# start of MATERIAL SUPPLIED

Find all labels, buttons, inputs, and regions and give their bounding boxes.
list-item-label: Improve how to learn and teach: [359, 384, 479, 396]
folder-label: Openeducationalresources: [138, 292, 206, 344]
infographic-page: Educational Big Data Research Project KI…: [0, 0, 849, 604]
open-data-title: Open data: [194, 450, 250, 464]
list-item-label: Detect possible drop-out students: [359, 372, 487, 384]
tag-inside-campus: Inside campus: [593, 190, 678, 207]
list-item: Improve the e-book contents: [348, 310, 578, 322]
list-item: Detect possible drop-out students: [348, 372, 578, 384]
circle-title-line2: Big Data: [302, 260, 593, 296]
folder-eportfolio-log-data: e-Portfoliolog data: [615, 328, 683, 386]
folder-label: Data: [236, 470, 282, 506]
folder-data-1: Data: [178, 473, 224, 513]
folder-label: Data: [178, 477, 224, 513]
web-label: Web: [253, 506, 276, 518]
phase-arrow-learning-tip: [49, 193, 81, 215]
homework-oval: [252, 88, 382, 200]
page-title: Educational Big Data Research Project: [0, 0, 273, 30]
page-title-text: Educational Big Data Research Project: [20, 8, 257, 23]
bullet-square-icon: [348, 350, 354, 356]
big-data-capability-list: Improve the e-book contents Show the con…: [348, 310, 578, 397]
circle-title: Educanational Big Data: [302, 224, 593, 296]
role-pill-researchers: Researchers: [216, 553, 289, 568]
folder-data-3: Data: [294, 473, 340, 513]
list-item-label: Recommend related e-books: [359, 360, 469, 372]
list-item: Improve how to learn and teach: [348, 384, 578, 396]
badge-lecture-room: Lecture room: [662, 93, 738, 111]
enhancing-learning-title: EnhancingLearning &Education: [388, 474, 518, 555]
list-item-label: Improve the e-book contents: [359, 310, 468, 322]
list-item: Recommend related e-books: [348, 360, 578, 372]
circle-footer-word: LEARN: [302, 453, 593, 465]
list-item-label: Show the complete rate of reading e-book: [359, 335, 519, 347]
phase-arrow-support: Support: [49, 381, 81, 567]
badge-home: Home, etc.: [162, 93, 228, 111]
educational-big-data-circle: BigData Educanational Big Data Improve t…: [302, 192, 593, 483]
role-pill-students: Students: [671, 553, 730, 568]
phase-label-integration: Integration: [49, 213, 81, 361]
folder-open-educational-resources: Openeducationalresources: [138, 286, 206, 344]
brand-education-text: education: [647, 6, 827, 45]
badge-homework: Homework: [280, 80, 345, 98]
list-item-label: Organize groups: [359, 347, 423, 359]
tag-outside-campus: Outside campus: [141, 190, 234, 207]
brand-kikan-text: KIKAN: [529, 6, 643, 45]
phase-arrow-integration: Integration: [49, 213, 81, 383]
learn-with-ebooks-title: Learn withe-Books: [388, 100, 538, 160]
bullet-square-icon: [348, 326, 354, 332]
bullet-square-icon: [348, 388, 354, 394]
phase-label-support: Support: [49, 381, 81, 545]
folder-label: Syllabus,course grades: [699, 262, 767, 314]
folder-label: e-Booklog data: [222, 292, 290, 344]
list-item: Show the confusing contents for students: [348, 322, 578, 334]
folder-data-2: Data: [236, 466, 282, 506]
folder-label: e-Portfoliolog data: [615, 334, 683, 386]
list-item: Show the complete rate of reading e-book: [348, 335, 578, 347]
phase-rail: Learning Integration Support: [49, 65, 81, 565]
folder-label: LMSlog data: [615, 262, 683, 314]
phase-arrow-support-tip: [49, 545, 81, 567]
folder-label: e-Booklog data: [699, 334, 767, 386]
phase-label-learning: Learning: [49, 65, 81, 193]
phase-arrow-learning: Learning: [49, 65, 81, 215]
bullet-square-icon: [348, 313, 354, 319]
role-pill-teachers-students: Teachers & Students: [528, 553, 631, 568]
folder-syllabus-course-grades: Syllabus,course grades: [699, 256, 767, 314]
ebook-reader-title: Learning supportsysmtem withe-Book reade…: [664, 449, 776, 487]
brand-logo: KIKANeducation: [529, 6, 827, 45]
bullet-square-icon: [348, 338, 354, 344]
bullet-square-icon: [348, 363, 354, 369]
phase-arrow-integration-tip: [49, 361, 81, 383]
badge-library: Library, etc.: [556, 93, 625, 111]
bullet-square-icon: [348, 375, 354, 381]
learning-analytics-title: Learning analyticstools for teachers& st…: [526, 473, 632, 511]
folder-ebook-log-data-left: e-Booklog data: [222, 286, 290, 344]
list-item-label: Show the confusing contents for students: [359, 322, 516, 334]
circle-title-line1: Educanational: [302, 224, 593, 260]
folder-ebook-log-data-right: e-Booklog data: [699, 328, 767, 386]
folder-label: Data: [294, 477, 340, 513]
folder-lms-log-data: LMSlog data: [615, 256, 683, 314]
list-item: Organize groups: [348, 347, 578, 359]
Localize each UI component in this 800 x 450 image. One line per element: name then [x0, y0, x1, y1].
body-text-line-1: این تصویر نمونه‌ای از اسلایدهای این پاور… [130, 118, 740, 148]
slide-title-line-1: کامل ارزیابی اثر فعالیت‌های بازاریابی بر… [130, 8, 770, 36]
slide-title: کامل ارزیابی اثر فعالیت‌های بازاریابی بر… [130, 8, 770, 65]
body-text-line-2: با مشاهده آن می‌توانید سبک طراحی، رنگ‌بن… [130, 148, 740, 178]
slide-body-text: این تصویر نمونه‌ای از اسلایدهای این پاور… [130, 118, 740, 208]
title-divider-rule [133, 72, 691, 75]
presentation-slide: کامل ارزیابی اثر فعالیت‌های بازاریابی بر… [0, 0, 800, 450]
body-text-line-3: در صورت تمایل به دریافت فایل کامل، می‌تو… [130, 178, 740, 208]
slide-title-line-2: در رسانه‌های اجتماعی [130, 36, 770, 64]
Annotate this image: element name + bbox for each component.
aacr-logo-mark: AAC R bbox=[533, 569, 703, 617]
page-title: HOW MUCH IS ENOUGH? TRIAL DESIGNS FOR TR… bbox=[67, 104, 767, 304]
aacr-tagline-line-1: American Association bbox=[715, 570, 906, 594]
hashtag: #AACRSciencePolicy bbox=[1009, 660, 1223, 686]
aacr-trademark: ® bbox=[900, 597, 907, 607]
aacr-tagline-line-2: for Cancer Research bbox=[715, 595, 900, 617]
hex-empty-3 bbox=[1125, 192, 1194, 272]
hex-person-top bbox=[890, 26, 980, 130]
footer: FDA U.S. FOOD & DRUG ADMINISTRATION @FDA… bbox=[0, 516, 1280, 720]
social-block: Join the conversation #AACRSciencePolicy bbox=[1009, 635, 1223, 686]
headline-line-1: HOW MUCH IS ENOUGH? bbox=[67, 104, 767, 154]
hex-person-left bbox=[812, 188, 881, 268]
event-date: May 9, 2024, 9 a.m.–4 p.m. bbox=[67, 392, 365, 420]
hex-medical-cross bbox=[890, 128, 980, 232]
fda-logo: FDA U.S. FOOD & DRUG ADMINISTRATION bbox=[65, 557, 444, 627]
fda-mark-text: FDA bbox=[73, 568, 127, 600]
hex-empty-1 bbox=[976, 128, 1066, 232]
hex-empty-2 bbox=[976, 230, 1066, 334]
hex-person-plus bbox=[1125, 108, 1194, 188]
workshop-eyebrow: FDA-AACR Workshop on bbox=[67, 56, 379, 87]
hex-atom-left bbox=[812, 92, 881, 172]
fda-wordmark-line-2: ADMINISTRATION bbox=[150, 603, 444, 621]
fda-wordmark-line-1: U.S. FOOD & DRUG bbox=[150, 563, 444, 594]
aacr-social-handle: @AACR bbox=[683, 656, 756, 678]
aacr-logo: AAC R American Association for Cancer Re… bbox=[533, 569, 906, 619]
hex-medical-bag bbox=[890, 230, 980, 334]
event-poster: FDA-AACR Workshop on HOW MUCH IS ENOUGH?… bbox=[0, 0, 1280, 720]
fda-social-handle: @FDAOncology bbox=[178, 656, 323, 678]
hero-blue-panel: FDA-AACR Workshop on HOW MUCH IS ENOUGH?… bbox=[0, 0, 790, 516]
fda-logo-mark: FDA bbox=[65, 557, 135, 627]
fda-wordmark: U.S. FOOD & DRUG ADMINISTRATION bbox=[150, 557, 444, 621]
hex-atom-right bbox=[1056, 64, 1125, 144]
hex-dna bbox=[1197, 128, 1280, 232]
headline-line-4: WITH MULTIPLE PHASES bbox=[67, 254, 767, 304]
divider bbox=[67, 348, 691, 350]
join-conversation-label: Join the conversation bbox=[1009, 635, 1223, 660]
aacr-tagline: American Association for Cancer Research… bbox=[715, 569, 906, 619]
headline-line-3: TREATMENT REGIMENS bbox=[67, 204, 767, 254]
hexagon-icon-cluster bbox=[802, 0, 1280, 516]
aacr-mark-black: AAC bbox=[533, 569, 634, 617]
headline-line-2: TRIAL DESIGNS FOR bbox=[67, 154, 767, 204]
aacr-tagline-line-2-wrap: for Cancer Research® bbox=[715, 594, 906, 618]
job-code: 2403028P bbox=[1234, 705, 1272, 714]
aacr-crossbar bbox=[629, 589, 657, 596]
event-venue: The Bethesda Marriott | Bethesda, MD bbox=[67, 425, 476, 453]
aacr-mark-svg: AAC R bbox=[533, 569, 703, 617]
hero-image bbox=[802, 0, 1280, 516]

# end of MATERIAL SUPPLIED

GOAL:
Reproduce the listing word for word, starting with its first line and ending with the line that contains "infographic-page: Educational Big", both included.

EXPECTED ANSWER:
Find all labels, buttons, inputs, and regions and give their bounding boxes.
list-item-label: Improve how to learn and teach: [359, 384, 479, 396]
folder-label: Openeducationalresources: [138, 292, 206, 344]
infographic-page: Educational Big Data Research Project KI…: [0, 0, 849, 604]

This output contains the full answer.